- Aim of the exercise: Go through the material below and copy each line where the word "скрещиваний" appears.

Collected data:
****
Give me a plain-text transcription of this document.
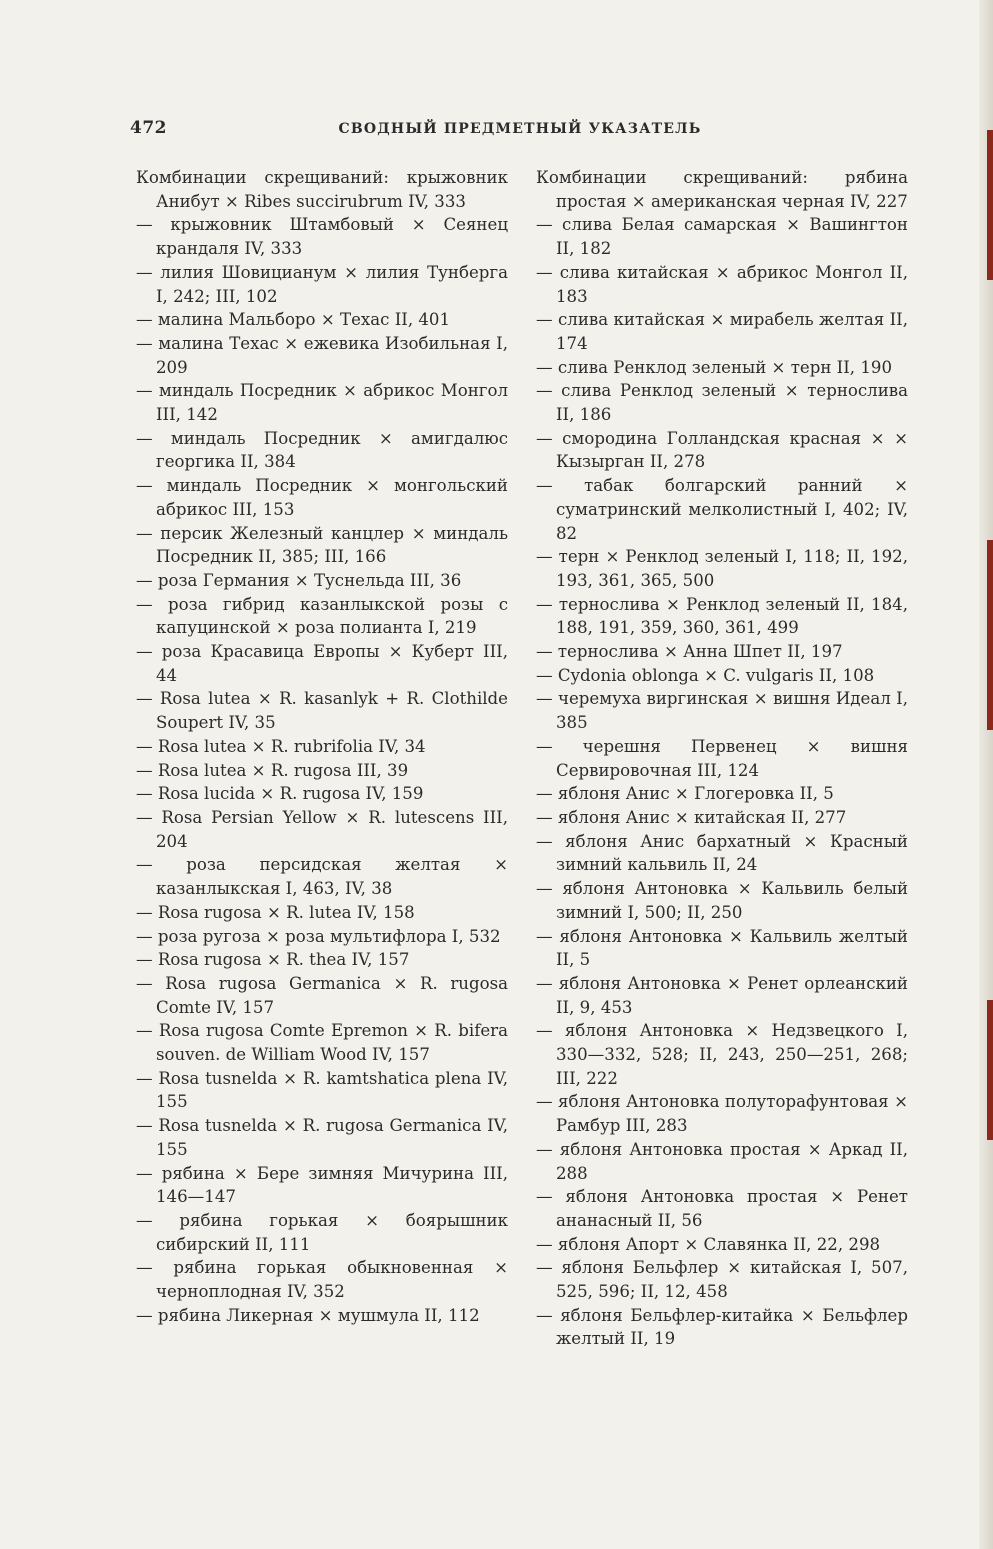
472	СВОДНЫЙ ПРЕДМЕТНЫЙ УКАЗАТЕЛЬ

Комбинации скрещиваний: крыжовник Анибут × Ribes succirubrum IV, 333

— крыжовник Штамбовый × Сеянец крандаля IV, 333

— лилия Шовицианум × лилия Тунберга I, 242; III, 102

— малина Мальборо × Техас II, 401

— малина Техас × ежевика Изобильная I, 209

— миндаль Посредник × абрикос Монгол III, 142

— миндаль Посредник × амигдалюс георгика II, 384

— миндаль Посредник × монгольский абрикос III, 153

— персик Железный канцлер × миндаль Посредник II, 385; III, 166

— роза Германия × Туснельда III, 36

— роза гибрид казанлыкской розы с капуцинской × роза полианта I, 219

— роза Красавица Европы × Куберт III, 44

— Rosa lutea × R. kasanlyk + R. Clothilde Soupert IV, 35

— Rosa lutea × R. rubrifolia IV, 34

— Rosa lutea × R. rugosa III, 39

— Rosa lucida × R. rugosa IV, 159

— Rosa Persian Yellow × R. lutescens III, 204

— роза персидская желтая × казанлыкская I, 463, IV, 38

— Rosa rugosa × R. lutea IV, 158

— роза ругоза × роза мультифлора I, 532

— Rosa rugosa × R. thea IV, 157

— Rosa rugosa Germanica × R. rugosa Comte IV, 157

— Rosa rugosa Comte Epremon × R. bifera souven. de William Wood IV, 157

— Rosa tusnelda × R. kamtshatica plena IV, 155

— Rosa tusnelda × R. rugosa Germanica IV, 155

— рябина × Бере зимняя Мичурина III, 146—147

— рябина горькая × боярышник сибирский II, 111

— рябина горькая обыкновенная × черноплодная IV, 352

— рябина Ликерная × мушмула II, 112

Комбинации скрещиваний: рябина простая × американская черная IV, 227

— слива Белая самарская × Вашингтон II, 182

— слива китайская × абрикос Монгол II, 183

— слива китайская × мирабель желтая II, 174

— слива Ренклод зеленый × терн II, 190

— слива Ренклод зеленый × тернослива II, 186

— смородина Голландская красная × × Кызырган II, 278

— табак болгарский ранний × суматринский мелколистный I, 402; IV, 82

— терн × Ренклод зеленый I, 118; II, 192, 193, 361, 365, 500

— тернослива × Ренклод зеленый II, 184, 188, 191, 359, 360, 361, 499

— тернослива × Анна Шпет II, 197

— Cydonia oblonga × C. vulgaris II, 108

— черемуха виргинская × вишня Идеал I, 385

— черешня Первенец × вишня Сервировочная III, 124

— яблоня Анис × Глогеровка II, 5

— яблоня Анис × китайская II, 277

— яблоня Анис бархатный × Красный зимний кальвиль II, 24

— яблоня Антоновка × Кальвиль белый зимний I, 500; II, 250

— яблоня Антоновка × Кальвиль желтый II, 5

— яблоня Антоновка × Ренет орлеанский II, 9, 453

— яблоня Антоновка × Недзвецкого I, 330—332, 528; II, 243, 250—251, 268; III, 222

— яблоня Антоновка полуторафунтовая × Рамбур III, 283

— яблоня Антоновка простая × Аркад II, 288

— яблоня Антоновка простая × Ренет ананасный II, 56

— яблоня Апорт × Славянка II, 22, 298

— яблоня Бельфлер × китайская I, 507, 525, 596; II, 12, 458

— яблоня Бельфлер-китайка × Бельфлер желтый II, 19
****
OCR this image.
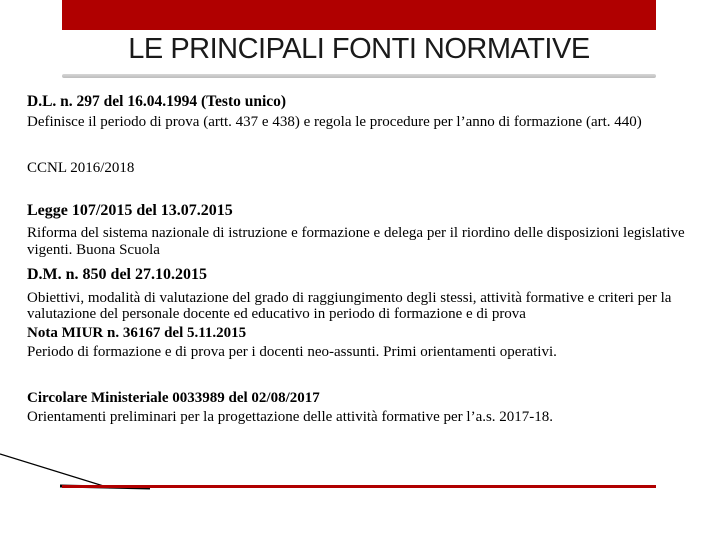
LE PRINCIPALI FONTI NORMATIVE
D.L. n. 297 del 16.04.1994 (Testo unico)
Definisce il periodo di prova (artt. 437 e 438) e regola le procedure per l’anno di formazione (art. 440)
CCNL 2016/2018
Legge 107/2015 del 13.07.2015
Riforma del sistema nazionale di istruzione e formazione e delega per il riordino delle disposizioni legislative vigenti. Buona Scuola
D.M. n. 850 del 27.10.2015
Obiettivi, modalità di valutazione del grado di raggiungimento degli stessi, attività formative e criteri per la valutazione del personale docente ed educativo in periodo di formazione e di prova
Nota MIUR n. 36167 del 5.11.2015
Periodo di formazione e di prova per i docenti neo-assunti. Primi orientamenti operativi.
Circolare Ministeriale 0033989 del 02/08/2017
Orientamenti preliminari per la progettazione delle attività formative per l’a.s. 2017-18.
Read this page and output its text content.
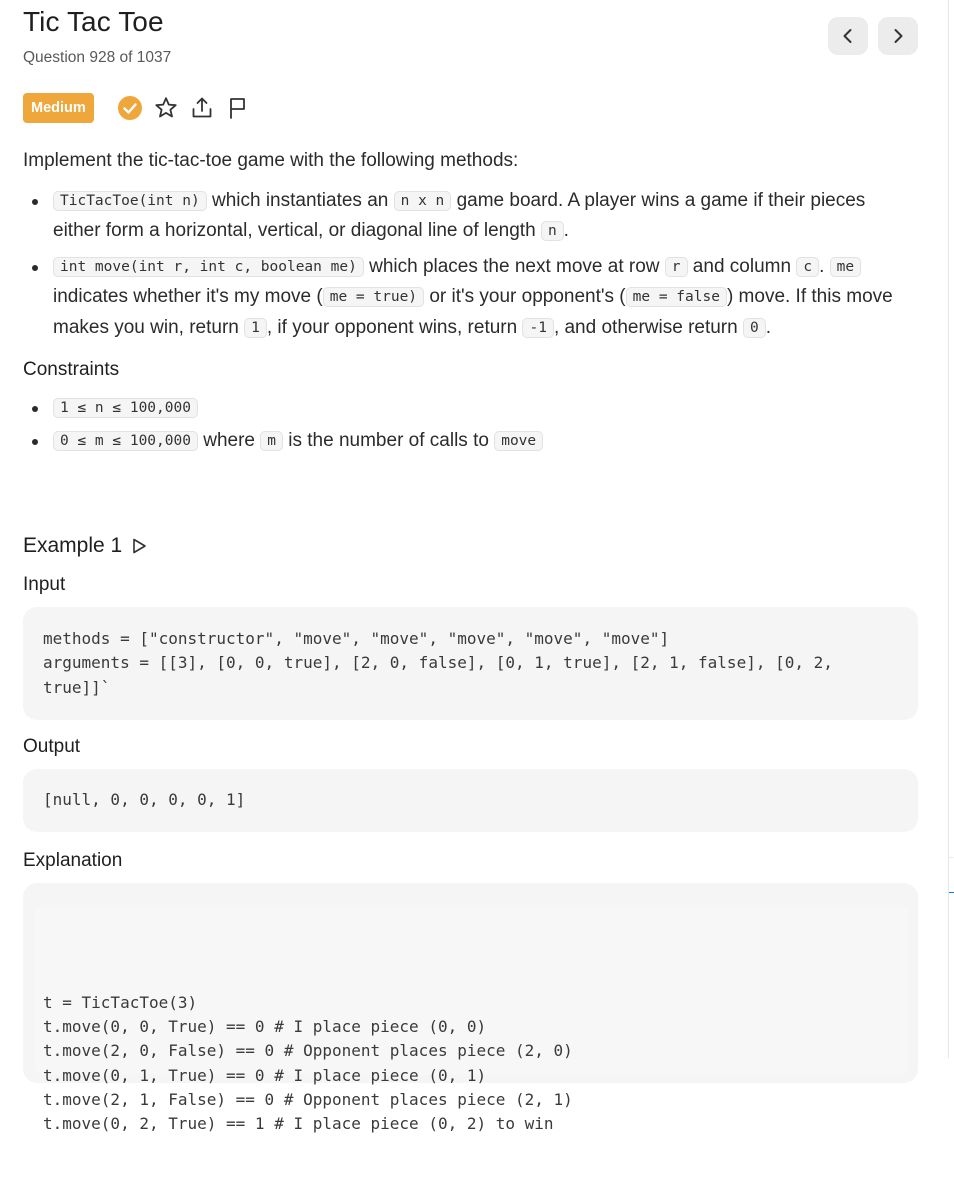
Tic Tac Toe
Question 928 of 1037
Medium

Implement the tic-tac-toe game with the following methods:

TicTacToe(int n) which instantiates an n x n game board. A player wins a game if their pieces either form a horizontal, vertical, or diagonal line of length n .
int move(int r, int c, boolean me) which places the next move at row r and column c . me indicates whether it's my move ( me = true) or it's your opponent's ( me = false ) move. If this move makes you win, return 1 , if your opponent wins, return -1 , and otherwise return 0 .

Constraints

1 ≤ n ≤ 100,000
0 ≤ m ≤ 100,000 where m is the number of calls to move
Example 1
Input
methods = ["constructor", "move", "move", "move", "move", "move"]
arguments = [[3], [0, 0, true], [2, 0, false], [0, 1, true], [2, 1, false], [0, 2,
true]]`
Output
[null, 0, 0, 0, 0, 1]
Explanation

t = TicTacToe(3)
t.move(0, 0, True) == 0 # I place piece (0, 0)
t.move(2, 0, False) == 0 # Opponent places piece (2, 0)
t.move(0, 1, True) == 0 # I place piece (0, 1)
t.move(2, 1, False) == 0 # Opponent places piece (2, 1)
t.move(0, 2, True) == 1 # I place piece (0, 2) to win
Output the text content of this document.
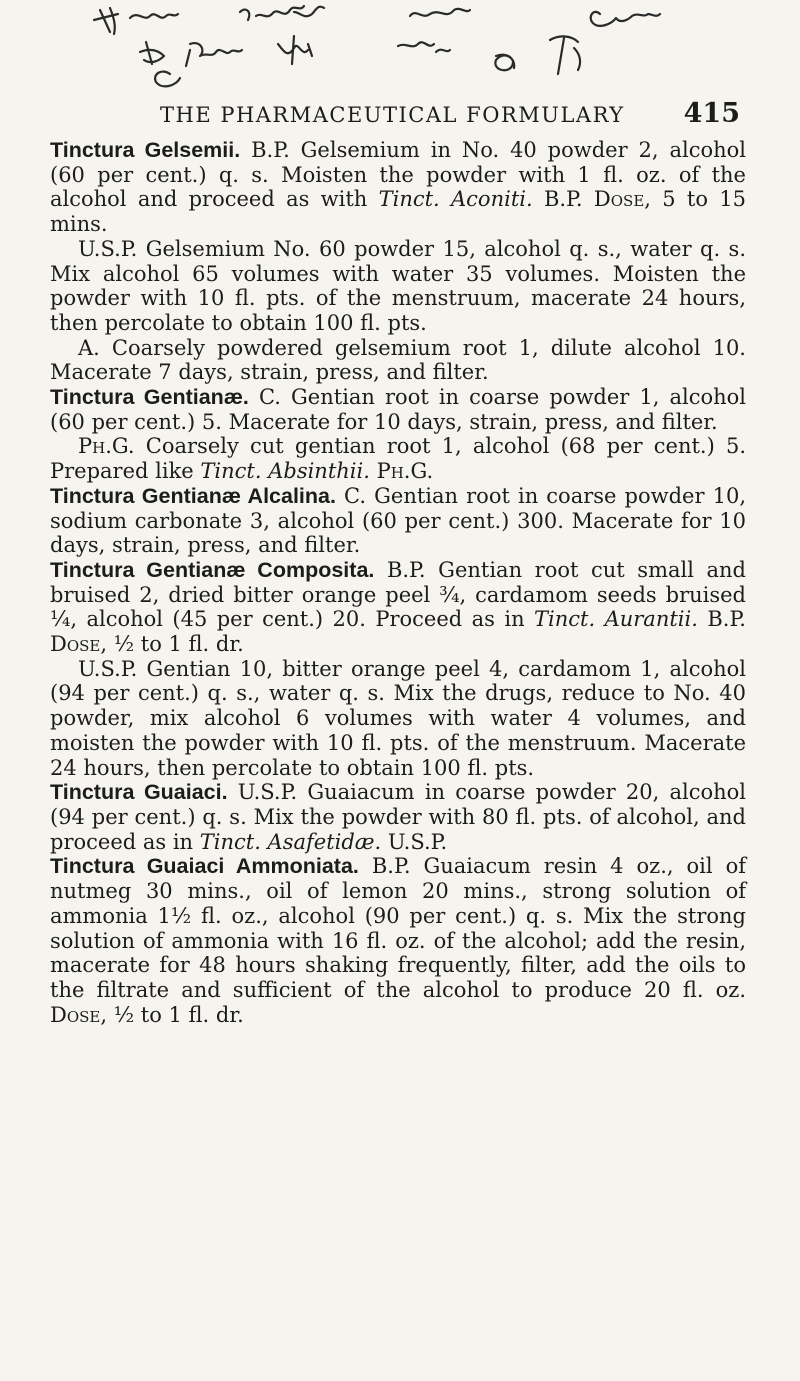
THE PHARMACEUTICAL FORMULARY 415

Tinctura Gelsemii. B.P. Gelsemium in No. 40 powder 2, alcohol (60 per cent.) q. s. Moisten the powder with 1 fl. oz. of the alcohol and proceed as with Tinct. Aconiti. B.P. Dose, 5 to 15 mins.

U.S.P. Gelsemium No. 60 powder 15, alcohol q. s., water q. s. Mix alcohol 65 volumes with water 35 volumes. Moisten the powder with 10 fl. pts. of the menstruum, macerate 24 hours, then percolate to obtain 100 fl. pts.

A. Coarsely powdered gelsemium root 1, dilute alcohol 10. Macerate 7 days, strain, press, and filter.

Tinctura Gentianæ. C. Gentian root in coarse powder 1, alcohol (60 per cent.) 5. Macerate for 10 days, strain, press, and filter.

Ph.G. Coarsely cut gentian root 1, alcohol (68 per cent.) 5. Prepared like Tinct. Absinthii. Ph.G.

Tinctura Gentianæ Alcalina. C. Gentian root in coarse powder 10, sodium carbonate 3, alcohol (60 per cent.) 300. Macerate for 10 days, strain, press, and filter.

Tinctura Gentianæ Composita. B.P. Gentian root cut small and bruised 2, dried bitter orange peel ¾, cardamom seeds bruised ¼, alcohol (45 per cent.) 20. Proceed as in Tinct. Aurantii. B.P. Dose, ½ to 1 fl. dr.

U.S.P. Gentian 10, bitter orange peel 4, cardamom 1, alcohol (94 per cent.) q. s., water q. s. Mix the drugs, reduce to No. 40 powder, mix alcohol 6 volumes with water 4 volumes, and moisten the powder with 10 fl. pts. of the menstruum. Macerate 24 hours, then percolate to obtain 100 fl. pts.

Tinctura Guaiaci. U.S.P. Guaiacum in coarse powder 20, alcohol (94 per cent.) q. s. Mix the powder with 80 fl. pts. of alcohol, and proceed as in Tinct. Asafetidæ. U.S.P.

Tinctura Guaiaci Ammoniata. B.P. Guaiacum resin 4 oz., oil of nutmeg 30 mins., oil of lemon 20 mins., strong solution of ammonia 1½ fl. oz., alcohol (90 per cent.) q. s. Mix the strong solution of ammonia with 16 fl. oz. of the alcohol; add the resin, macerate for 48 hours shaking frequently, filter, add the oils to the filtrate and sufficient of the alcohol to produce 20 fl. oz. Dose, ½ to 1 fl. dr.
****
- Reply:
Комбинации скрещиваний: крыжовник Анибут × Ribes succirubrum IV, 333
Комбинации скрещиваний: рябина простая × американская черная IV, 227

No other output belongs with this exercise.